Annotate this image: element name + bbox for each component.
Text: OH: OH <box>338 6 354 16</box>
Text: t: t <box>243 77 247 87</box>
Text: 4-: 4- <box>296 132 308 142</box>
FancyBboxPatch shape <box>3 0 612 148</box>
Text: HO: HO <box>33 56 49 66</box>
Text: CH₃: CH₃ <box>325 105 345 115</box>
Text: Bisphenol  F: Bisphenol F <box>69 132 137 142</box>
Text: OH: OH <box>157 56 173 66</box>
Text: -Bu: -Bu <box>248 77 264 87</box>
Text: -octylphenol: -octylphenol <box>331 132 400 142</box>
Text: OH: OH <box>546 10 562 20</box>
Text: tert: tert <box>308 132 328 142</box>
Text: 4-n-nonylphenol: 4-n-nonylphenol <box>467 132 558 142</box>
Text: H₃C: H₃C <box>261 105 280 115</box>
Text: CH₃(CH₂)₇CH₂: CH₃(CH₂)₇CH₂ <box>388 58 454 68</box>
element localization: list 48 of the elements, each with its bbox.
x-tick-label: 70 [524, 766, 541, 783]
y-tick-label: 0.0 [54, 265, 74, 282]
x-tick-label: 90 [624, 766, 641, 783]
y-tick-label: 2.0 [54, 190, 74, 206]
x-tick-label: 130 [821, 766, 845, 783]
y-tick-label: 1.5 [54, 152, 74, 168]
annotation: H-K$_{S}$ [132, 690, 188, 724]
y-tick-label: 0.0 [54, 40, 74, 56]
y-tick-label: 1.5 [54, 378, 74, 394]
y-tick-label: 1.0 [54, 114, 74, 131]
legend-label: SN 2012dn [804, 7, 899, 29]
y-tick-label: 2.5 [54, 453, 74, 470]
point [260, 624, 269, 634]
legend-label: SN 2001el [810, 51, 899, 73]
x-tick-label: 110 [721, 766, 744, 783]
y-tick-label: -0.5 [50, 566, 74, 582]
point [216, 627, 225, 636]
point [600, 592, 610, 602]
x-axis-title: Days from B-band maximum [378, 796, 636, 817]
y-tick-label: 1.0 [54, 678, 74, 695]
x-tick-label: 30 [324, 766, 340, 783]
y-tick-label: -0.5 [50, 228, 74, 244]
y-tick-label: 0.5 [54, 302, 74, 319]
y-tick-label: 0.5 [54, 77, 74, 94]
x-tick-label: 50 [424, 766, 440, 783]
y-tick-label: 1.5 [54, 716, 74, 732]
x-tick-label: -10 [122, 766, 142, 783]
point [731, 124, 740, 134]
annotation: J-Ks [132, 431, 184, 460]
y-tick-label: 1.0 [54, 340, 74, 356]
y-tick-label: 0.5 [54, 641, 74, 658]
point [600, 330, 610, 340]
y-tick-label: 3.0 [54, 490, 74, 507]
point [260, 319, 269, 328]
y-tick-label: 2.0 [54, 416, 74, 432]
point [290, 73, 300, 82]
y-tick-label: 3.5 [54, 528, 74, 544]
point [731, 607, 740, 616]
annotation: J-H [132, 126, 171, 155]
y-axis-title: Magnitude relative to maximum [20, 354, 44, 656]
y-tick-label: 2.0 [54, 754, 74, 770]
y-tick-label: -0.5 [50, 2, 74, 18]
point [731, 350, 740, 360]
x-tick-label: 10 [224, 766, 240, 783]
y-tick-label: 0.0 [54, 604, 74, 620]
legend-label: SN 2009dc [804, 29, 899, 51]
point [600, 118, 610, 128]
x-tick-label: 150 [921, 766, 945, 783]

* * *

What is expected
Copy out the material, unchanged, from its first line through the line containing "x-tick-label: 130 [821, 766, 845, 783]".

Exercise result
Annotate this image: element name + bbox for each component.
Text: OH: OH <box>338 6 354 16</box>
Text: t: t <box>243 77 247 87</box>
Text: 4-: 4- <box>296 132 308 142</box>
FancyBboxPatch shape <box>3 0 612 148</box>
Text: HO: HO <box>33 56 49 66</box>
Text: CH₃: CH₃ <box>325 105 345 115</box>
Text: Bisphenol  F: Bisphenol F <box>69 132 137 142</box>
Text: OH: OH <box>157 56 173 66</box>
Text: -Bu: -Bu <box>248 77 264 87</box>
Text: -octylphenol: -octylphenol <box>331 132 400 142</box>
Text: OH: OH <box>546 10 562 20</box>
Text: tert: tert <box>308 132 328 142</box>
Text: 4-n-nonylphenol: 4-n-nonylphenol <box>467 132 558 142</box>
Text: H₃C: H₃C <box>261 105 280 115</box>
Text: CH₃(CH₂)₇CH₂: CH₃(CH₂)₇CH₂ <box>388 58 454 68</box>
element localization: list 48 of the elements, each with its bbox.
x-tick-label: 70 [524, 766, 541, 783]
y-tick-label: 0.0 [54, 265, 74, 282]
x-tick-label: 90 [624, 766, 641, 783]
y-tick-label: 2.0 [54, 190, 74, 206]
x-tick-label: 130 [821, 766, 845, 783]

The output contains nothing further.